Data entries
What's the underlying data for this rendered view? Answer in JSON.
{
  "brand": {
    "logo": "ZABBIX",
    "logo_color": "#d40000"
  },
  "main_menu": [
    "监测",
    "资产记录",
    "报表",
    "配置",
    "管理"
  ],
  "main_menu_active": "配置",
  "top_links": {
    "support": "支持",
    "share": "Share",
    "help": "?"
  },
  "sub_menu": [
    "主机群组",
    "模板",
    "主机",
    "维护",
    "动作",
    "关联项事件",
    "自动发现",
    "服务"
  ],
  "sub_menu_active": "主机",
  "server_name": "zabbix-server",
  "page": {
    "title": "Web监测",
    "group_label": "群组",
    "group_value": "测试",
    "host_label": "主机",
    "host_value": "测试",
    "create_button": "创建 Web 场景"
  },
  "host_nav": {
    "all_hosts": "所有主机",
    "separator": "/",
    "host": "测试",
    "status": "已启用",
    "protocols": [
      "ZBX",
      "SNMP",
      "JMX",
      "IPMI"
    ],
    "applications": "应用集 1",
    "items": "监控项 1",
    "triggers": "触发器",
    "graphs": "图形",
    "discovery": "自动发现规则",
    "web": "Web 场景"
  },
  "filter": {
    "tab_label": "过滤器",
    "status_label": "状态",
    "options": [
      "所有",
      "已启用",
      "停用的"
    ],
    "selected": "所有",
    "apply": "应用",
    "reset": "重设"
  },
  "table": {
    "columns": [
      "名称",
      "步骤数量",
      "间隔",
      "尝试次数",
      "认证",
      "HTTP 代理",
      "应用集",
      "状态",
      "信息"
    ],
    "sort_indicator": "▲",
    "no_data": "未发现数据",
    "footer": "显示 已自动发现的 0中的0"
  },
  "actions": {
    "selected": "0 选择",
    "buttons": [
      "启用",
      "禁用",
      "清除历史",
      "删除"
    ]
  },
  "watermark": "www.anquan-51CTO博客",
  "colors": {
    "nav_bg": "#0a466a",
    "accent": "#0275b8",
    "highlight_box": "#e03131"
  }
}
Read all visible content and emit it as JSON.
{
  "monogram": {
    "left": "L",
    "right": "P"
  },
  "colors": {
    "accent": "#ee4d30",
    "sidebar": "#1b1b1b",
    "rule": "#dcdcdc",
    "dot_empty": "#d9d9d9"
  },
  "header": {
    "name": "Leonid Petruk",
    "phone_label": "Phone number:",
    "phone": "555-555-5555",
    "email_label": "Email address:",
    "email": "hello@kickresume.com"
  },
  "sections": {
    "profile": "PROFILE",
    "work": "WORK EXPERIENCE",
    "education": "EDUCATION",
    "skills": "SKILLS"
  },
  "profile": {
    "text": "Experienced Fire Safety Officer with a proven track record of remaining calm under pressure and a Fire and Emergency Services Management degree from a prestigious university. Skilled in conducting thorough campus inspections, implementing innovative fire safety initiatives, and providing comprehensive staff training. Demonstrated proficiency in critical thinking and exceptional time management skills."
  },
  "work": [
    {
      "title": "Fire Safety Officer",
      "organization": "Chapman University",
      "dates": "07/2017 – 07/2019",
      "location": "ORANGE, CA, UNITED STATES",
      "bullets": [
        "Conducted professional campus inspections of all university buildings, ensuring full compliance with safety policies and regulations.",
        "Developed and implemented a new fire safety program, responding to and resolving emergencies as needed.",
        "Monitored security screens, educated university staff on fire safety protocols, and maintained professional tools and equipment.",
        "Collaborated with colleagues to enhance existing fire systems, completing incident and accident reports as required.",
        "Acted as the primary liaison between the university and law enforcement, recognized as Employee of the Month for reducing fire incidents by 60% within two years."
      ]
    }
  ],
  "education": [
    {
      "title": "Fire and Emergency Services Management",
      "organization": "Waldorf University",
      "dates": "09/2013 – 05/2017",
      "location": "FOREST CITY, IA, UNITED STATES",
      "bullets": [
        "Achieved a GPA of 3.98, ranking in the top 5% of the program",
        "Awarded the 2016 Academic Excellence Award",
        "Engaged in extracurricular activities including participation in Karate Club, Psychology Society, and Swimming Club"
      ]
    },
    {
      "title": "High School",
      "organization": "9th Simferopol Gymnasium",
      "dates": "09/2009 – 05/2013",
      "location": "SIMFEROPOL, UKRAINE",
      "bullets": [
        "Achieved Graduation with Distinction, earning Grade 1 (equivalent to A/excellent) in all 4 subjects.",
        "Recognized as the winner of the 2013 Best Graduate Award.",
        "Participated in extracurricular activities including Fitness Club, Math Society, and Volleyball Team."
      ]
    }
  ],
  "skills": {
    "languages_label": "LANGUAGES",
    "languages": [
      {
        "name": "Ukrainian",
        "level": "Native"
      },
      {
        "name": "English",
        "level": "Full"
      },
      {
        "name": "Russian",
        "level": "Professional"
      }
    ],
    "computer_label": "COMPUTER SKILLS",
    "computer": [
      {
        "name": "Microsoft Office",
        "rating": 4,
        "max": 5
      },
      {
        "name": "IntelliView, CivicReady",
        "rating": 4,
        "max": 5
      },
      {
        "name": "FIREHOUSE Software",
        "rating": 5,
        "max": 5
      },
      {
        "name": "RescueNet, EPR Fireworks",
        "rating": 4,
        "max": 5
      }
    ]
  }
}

WHAT NEEDS TO BE DONE: Scan the data above and copy every line with "Emergency" in it.

FULL ANSWER:
    "text": "Experienced Fire Safety Officer with a proven track record of remaining calm under pressure and a Fire and Emergency Services Management degree from a prestigious university. Skilled in conducting thorough campus inspections, implementing innovative fire safety initiatives, and providing comprehensive staff training. Demonstrated proficiency in critical thinking and exceptional time management skills."
      "title": "Fire and Emergency Services Management",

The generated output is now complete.